Excerpt to read –
[start]

Exam 2 Review

The exam will consist of short-answer questions, multiple choice questions, understanding written code, and writing your own code. The emphasis is on reading and writing code, particularly with recursive code and code which manipulates binary search trees.

The review below, in addition to the code you wrote for your labs, are all fair game for the exam. This is intended to be comprehensive; there will be no material on the exam which isn't touched by either the labs or this review.

If you're pushed for time, my personal recommendation is to spend the majority of your time studying the code you wrote for your labs. The best next thing to look at would be the materal below in the same order as it is presented. Overall, my philosophy with programming is that reading and writing code are the best ways to learn, and my questions tend to reflect this.

Carryover

The questions below were not on the prior exam, though they were technically fair game. At least some of these are highly likely to be on this exam.

Consider the code below:

#include <iostream>
using namespace std;
class Des {
  public:
    Des(int x) { this->x = x; cout << x << endl; }
    ~Des() { cout << x << endl; }
  private:
    int x;
};

void test() {
  Des d(1);
}

int main() {
  Des* p = new Des(0);
  test();
  delete p;
  return 0;
}

If the above code is compiled and run, what is the output?

[end]

Problems to work on –
**1)** In the exam review, what does the exam's emphasis fall on?
**2)** Write out the exam review from "The exam will" up to and including "or this review.".

Region and label listings –
[start]

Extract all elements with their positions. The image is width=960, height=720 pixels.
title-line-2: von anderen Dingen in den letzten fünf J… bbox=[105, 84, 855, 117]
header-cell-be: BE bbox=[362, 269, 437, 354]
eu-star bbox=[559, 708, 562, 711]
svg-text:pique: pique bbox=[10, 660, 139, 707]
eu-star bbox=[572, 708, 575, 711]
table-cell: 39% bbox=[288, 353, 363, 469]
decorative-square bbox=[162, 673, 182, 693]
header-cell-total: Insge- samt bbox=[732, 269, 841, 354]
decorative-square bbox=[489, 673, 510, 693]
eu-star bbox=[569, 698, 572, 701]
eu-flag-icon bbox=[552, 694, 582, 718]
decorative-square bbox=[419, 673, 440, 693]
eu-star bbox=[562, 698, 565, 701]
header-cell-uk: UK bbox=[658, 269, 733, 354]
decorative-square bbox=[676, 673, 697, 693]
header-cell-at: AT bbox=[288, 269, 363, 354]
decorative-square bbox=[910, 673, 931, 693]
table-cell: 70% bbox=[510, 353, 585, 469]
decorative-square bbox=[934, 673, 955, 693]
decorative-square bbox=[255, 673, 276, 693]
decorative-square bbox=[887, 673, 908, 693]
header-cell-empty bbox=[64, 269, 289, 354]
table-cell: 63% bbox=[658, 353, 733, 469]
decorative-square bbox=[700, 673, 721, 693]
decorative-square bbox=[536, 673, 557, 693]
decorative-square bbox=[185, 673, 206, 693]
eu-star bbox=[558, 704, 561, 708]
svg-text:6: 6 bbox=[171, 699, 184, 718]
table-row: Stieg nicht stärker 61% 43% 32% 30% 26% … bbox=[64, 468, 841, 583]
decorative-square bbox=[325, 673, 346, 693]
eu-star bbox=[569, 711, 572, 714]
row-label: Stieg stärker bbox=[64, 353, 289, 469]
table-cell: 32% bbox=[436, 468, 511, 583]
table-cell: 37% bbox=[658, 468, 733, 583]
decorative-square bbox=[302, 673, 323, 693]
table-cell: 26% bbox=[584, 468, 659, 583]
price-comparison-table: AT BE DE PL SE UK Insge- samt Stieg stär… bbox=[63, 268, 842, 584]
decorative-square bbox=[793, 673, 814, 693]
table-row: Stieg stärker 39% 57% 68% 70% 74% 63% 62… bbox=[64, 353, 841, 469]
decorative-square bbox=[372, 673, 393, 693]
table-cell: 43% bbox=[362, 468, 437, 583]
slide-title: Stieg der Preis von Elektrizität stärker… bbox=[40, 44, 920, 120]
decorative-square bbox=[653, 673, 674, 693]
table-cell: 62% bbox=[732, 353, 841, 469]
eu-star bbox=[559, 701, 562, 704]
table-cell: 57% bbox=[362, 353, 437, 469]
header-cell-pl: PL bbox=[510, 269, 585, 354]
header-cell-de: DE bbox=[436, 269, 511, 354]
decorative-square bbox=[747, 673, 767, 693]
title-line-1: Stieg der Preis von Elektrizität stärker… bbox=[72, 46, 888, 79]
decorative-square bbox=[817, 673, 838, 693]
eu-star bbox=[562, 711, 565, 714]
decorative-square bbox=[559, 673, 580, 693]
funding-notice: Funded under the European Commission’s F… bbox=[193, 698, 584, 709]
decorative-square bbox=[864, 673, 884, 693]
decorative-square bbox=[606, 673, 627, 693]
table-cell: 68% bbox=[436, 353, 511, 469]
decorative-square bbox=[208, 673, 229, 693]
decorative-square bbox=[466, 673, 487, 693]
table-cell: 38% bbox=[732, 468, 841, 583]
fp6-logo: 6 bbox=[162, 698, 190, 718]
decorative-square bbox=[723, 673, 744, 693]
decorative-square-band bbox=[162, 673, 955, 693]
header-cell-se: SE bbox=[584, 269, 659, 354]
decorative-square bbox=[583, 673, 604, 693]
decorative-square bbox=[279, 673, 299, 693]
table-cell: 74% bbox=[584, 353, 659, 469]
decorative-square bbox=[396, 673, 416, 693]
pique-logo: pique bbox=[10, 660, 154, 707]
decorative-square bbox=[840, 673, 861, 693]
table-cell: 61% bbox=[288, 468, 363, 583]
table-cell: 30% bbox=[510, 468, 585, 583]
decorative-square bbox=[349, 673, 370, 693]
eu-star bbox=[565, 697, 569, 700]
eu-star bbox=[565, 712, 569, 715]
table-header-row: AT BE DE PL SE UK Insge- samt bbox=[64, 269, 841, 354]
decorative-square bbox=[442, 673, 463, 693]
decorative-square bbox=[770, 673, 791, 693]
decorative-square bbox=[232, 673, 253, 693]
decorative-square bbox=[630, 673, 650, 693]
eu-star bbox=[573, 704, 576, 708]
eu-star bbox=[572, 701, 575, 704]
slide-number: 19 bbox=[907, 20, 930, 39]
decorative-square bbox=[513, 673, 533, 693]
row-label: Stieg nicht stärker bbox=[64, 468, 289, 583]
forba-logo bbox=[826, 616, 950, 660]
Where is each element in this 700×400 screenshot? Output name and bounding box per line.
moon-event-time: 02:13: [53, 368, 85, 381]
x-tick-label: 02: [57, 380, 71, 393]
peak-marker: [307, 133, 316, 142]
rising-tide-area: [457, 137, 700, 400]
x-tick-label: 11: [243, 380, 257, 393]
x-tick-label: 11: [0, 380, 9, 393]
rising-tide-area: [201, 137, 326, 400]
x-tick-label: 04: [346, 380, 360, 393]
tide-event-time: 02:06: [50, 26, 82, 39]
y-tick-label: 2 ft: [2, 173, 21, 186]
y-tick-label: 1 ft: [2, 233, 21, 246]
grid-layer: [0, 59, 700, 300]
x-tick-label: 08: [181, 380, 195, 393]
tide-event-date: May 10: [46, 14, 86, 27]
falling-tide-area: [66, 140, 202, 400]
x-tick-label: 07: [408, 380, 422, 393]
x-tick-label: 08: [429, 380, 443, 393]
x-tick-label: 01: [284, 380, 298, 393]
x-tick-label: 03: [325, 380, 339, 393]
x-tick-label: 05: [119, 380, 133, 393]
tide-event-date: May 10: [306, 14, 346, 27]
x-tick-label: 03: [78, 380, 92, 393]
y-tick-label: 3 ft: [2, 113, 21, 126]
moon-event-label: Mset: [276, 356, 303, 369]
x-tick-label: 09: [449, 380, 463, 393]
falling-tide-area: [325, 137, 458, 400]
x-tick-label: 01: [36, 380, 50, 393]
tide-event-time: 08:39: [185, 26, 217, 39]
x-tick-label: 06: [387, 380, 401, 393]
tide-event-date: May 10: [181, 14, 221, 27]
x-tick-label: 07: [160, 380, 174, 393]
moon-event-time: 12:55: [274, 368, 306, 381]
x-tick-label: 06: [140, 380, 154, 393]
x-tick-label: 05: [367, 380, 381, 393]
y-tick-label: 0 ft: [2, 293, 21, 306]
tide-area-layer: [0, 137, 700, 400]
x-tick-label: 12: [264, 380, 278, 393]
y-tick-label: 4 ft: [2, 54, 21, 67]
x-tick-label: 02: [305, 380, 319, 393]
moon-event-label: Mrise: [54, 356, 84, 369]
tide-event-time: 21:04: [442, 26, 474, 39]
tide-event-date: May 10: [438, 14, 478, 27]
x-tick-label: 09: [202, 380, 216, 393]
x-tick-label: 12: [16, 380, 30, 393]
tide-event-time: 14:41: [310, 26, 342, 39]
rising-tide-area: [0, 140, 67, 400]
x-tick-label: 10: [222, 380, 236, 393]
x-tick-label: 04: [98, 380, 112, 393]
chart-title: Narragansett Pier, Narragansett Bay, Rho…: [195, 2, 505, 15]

[end]

Complete answers –
**1)** Reading and writing code, particularly recursive code and code which manipulates binary search trees.

**2)**
The exam will consist of short-answer questions, multiple choice questions, understanding written code, and writing your own code. The emphasis is on reading and writing code, particularly with recursive code and code which manipulates binary search trees.

The review below, in addition to the code you wrote for your labs, are all fair game for the exam. This is intended to be comprehensive; there will be no material on the exam which isn't touched by either the labs or this review.